Data listing:
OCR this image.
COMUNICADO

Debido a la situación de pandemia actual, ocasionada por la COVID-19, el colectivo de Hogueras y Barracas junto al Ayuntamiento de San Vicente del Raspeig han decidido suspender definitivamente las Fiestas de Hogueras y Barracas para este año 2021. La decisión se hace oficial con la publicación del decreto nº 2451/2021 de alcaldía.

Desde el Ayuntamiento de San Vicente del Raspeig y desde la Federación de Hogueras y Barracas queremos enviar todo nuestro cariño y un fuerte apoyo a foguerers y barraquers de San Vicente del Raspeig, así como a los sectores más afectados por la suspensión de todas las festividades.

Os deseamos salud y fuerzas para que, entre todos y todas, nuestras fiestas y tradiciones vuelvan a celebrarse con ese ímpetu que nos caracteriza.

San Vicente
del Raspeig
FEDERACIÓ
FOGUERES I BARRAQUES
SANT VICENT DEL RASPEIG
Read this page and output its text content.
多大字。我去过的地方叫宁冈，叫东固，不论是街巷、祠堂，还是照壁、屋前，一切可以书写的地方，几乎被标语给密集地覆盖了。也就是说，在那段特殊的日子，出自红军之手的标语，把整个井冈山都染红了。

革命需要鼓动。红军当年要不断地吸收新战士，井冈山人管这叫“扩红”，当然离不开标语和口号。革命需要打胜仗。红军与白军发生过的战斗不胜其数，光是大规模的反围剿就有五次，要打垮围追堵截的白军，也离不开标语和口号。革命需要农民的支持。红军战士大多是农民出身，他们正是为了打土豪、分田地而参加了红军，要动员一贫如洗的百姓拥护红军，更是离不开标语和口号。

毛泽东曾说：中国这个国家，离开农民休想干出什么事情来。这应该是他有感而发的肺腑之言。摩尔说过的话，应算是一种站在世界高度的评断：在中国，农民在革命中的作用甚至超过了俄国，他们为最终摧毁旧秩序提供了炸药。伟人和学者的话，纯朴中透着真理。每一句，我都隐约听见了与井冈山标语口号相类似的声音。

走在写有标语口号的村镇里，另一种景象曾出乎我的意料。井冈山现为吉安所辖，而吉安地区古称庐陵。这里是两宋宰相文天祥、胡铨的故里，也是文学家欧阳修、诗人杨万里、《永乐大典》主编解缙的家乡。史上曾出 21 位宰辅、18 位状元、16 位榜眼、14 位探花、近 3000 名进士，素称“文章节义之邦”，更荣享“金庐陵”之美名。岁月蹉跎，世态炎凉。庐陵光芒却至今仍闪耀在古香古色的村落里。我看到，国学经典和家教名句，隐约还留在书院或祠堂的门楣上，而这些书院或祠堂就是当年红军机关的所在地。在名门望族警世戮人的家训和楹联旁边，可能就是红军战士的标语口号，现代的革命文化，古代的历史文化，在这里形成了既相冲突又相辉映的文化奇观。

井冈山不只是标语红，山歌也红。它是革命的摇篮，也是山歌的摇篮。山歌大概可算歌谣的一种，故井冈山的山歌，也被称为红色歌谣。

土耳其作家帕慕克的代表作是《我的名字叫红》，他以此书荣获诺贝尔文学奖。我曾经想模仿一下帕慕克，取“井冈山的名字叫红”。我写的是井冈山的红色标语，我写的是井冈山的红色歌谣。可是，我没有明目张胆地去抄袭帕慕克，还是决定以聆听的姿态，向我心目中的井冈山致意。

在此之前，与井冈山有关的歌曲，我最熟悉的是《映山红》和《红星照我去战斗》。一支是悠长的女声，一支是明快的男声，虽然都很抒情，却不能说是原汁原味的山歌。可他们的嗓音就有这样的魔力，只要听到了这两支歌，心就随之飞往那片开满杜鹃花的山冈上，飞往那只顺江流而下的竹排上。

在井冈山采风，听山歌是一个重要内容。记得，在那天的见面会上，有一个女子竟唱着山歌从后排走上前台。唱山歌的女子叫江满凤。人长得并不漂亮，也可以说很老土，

Aim: Print the entries exactly. Include every one.

Exercise answer:
OCR this image.
COMUNICADO

Debido a la situación de pandemia actual, ocasionada por la COVID-19, el colectivo de Hogueras y Barracas junto al Ayuntamiento de San Vicente del Raspeig han decidido suspender definitivamente las Fiestas de Hogueras y Barracas para este año 2021. La decisión se hace oficial con la publicación del decreto nº 2451/2021 de alcaldía.

Desde el Ayuntamiento de San Vicente del Raspeig y desde la Federación de Hogueras y Barracas queremos enviar todo nuestro cariño y un fuerte apoyo a foguerers y barraquers de San Vicente del Raspeig, así como a los sectores más afectados por la suspensión de todas las festividades.

Os deseamos salud y fuerzas para que, entre todos y todas, nuestras fiestas y tradiciones vuelvan a celebrarse con ese ímpetu que nos caracteriza.

San Vicente
del Raspeig
FEDERACIÓ
FOGUERES I BARRAQUES
SANT VICENT DEL RASPEIG
Read this page and output its text content.
多大字。我去过的地方叫宁冈，叫东固，不论是街巷、祠堂，还是照壁、屋前，一切可以书写的地方，几乎被标语给密集地覆盖了。也就是说，在那段特殊的日子，出自红军之手的标语，把整个井冈山都染红了。

革命需要鼓动。红军当年要不断地吸收新战士，井冈山人管这叫“扩红”，当然离不开标语和口号。革命需要打胜仗。红军与白军发生过的战斗不胜其数，光是大规模的反围剿就有五次，要打垮围追堵截的白军，也离不开标语和口号。革命需要农民的支持。红军战士大多是农民出身，他们正是为了打土豪、分田地而参加了红军，要动员一贫如洗的百姓拥护红军，更是离不开标语和口号。

毛泽东曾说：中国这个国家，离开农民休想干出什么事情来。这应该是他有感而发的肺腑之言。摩尔说过的话，应算是一种站在世界高度的评断：在中国，农民在革命中的作用甚至超过了俄国，他们为最终摧毁旧秩序提供了炸药。伟人和学者的话，纯朴中透着真理。每一句，我都隐约听见了与井冈山标语口号相类似的声音。

走在写有标语口号的村镇里，另一种景象曾出乎我的意料。井冈山现为吉安所辖，而吉安地区古称庐陵。这里是两宋宰相文天祥、胡铨的故里，也是文学家欧阳修、诗人杨万里、《永乐大典》主编解缙的家乡。史上曾出 21 位宰辅、18 位状元、16 位榜眼、14 位探花、近 3000 名进士，素称“文章节义之邦”，更荣享“金庐陵”之美名。岁月蹉跎，世态炎凉。庐陵光芒却至今仍闪耀在古香古色的村落里。我看到，国学经典和家教名句，隐约还留在书院或祠堂的门楣上，而这些书院或祠堂就是当年红军机关的所在地。在名门望族警世戮人的家训和楹联旁边，可能就是红军战士的标语口号，现代的革命文化，古代的历史文化，在这里形成了既相冲突又相辉映的文化奇观。

井冈山不只是标语红，山歌也红。它是革命的摇篮，也是山歌的摇篮。山歌大概可算歌谣的一种，故井冈山的山歌，也被称为红色歌谣。

土耳其作家帕慕克的代表作是《我的名字叫红》，他以此书荣获诺贝尔文学奖。我曾经想模仿一下帕慕克，取“井冈山的名字叫红”。我写的是井冈山的红色标语，我写的是井冈山的红色歌谣。可是，我没有明目张胆地去抄袭帕慕克，还是决定以聆听的姿态，向我心目中的井冈山致意。

在此之前，与井冈山有关的歌曲，我最熟悉的是《映山红》和《红星照我去战斗》。一支是悠长的女声，一支是明快的男声，虽然都很抒情，却不能说是原汁原味的山歌。可他们的嗓音就有这样的魔力，只要听到了这两支歌，心就随之飞往那片开满杜鹃花的山冈上，飞往那只顺江流而下的竹排上。

在井冈山采风，听山歌是一个重要内容。记得，在那天的见面会上，有一个女子竟唱着山歌从后排走上前台。唱山歌的女子叫江满凤。人长得并不漂亮，也可以说很老土，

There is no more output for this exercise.